• [Entries]:
+ + + + +
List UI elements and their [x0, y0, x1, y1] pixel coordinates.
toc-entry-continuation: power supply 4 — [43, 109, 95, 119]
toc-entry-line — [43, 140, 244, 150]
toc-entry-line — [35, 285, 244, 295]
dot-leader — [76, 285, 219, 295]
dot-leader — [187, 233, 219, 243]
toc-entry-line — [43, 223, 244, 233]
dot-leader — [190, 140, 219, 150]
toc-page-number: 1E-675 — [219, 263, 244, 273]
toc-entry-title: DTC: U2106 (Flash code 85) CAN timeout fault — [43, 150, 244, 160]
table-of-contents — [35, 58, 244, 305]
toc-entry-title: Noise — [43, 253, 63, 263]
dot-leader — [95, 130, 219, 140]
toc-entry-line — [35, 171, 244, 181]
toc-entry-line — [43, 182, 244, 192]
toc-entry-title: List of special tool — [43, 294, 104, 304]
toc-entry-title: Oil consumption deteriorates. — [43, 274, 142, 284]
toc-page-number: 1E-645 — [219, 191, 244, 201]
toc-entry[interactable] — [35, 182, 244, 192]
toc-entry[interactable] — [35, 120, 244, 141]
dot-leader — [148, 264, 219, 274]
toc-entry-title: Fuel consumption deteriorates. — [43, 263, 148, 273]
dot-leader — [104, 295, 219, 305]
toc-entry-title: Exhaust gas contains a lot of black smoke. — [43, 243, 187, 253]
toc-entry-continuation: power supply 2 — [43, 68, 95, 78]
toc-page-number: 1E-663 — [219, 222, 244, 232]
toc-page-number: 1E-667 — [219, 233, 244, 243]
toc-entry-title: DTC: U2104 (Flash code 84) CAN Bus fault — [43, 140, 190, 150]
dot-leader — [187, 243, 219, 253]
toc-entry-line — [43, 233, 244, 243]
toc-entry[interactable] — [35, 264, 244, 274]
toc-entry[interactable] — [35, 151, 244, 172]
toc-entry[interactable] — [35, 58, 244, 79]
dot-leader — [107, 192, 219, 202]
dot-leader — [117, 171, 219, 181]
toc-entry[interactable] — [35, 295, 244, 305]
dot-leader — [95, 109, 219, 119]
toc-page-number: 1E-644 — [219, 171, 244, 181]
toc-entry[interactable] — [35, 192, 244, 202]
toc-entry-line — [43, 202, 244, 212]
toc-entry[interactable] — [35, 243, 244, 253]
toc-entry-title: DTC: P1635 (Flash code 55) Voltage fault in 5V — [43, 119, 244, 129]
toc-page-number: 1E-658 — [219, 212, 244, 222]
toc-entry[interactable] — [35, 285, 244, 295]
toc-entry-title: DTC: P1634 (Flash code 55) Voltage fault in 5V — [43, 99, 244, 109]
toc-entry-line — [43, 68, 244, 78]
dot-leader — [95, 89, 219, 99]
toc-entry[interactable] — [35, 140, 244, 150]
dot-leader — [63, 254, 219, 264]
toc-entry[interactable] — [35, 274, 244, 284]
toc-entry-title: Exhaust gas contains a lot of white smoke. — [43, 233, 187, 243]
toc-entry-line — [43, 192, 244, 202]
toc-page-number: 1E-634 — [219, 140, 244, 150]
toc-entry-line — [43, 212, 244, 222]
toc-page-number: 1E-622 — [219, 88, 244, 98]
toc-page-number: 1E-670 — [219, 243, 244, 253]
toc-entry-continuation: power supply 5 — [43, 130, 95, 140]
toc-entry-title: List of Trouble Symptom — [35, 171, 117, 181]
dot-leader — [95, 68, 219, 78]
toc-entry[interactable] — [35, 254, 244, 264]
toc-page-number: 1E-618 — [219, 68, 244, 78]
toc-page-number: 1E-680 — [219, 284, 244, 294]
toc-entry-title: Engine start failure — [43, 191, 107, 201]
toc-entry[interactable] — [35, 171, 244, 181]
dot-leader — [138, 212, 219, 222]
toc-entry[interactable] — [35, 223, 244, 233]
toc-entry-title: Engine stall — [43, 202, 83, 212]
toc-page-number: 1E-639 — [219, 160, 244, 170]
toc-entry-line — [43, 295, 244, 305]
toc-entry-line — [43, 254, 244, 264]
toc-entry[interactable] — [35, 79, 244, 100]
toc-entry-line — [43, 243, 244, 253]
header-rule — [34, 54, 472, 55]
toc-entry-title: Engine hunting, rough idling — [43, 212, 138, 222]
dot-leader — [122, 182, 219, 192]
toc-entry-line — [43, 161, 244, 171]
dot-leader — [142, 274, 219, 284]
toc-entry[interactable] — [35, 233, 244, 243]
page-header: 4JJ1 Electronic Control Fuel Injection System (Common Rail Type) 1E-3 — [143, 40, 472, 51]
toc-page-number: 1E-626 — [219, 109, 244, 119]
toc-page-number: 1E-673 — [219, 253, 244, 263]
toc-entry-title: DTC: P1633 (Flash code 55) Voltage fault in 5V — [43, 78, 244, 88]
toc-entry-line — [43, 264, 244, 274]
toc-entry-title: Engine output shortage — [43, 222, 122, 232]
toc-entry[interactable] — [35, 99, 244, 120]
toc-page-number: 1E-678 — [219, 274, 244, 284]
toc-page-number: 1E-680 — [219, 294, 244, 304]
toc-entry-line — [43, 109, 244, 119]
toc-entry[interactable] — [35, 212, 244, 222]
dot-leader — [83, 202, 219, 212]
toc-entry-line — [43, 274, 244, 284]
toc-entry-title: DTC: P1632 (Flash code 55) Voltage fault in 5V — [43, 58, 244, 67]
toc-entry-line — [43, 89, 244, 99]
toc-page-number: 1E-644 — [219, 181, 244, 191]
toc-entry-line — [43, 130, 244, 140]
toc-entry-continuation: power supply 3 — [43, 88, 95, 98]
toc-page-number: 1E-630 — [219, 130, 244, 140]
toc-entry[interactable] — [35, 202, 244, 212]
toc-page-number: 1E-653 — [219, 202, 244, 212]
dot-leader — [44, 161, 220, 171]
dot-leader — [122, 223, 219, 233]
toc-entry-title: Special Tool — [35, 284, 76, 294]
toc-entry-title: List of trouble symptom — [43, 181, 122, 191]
+ + + + +
• [Short problem]:
In the listing, replace every occurrence of "dot-leader" with "leader-dots" and reproduce all lines with nothing else changed.

• [Answer to this task]:
List UI elements and their [x0, y0, x1, y1] pixel coordinates.
toc-entry-continuation: power supply 4 — [43, 109, 95, 119]
toc-entry-line — [43, 140, 244, 150]
toc-entry-line — [35, 285, 244, 295]
leader-dots — [76, 285, 219, 295]
leader-dots — [187, 233, 219, 243]
toc-entry-line — [43, 223, 244, 233]
leader-dots — [190, 140, 219, 150]
toc-page-number: 1E-675 — [219, 263, 244, 273]
toc-entry-title: DTC: U2106 (Flash code 85) CAN timeout fault — [43, 150, 244, 160]
table-of-contents — [35, 58, 244, 305]
toc-entry-title: Noise — [43, 253, 63, 263]
leader-dots — [95, 130, 219, 140]
toc-entry-line — [35, 171, 244, 181]
toc-entry-line — [43, 182, 244, 192]
toc-entry-title: List of special tool — [43, 294, 104, 304]
toc-entry-title: Oil consumption deteriorates. — [43, 274, 142, 284]
toc-page-number: 1E-645 — [219, 191, 244, 201]
toc-entry[interactable] — [35, 182, 244, 192]
toc-entry[interactable] — [35, 120, 244, 141]
leader-dots — [148, 264, 219, 274]
toc-entry-title: Fuel consumption deteriorates. — [43, 263, 148, 273]
leader-dots — [104, 295, 219, 305]
toc-entry-title: Exhaust gas contains a lot of black smoke. — [43, 243, 187, 253]
toc-entry-continuation: power supply 2 — [43, 68, 95, 78]
toc-page-number: 1E-663 — [219, 222, 244, 232]
toc-page-number: 1E-667 — [219, 233, 244, 243]
toc-entry-title: DTC: U2104 (Flash code 84) CAN Bus fault — [43, 140, 190, 150]
leader-dots — [187, 243, 219, 253]
toc-entry-line — [43, 233, 244, 243]
toc-entry[interactable] — [35, 264, 244, 274]
toc-entry[interactable] — [35, 151, 244, 172]
toc-entry[interactable] — [35, 58, 244, 79]
leader-dots — [107, 192, 219, 202]
leader-dots — [117, 171, 219, 181]
toc-entry[interactable] — [35, 295, 244, 305]
leader-dots — [95, 109, 219, 119]
toc-page-number: 1E-644 — [219, 171, 244, 181]
toc-entry[interactable] — [35, 192, 244, 202]
toc-entry-line — [43, 202, 244, 212]
toc-entry[interactable] — [35, 243, 244, 253]
toc-entry-title: DTC: P1635 (Flash code 55) Voltage fault in 5V — [43, 119, 244, 129]
toc-page-number: 1E-658 — [219, 212, 244, 222]
toc-entry[interactable] — [35, 285, 244, 295]
toc-entry-title: DTC: P1634 (Flash code 55) Voltage fault in 5V — [43, 99, 244, 109]
toc-entry-line — [43, 68, 244, 78]
leader-dots — [95, 89, 219, 99]
toc-entry[interactable] — [35, 140, 244, 150]
leader-dots — [63, 254, 219, 264]
toc-entry[interactable] — [35, 274, 244, 284]
toc-entry-title: Exhaust gas contains a lot of white smoke. — [43, 233, 187, 243]
toc-entry-line — [43, 192, 244, 202]
toc-page-number: 1E-634 — [219, 140, 244, 150]
toc-entry-line — [43, 212, 244, 222]
toc-page-number: 1E-622 — [219, 88, 244, 98]
toc-page-number: 1E-670 — [219, 243, 244, 253]
toc-entry-continuation: power supply 5 — [43, 130, 95, 140]
toc-entry-title: List of Trouble Symptom — [35, 171, 117, 181]
leader-dots — [95, 68, 219, 78]
toc-entry[interactable] — [35, 254, 244, 264]
toc-page-number: 1E-618 — [219, 68, 244, 78]
toc-page-number: 1E-680 — [219, 284, 244, 294]
toc-entry-title: Engine start failure — [43, 191, 107, 201]
toc-entry[interactable] — [35, 171, 244, 181]
leader-dots — [138, 212, 219, 222]
toc-entry[interactable] — [35, 223, 244, 233]
toc-entry-title: Engine stall — [43, 202, 83, 212]
toc-page-number: 1E-639 — [219, 160, 244, 170]
toc-entry-line — [43, 295, 244, 305]
toc-entry-line — [43, 254, 244, 264]
toc-entry[interactable] — [35, 79, 244, 100]
toc-entry-line — [43, 243, 244, 253]
header-rule — [34, 54, 472, 55]
toc-entry-title: Engine hunting, rough idling — [43, 212, 138, 222]
leader-dots — [122, 182, 219, 192]
toc-entry-line — [43, 161, 244, 171]
leader-dots — [142, 274, 219, 284]
toc-entry[interactable] — [35, 233, 244, 243]
page-header: 4JJ1 Electronic Control Fuel Injection System (Common Rail Type) 1E-3 — [143, 40, 472, 51]
toc-page-number: 1E-626 — [219, 109, 244, 119]
toc-page-number: 1E-673 — [219, 253, 244, 263]
toc-entry-title: DTC: P1633 (Flash code 55) Voltage fault in 5V — [43, 78, 244, 88]
toc-entry-line — [43, 264, 244, 274]
toc-entry-title: Engine output shortage — [43, 222, 122, 232]
toc-entry[interactable] — [35, 99, 244, 120]
toc-page-number: 1E-678 — [219, 274, 244, 284]
toc-page-number: 1E-680 — [219, 294, 244, 304]
toc-entry-line — [43, 109, 244, 119]
toc-entry[interactable] — [35, 212, 244, 222]
leader-dots — [83, 202, 219, 212]
toc-entry-line — [43, 274, 244, 284]
toc-entry-title: DTC: P1632 (Flash code 55) Voltage fault in 5V — [43, 58, 244, 67]
toc-entry-line — [43, 89, 244, 99]
toc-page-number: 1E-644 — [219, 181, 244, 191]
toc-entry-line — [43, 130, 244, 140]
toc-entry-continuation: power supply 3 — [43, 88, 95, 98]
toc-page-number: 1E-630 — [219, 130, 244, 140]
toc-entry[interactable] — [35, 202, 244, 212]
toc-page-number: 1E-653 — [219, 202, 244, 212]
leader-dots — [44, 161, 220, 171]
leader-dots — [122, 223, 219, 233]
toc-entry-title: Special Tool — [35, 284, 76, 294]
toc-entry-title: List of trouble symptom — [43, 181, 122, 191]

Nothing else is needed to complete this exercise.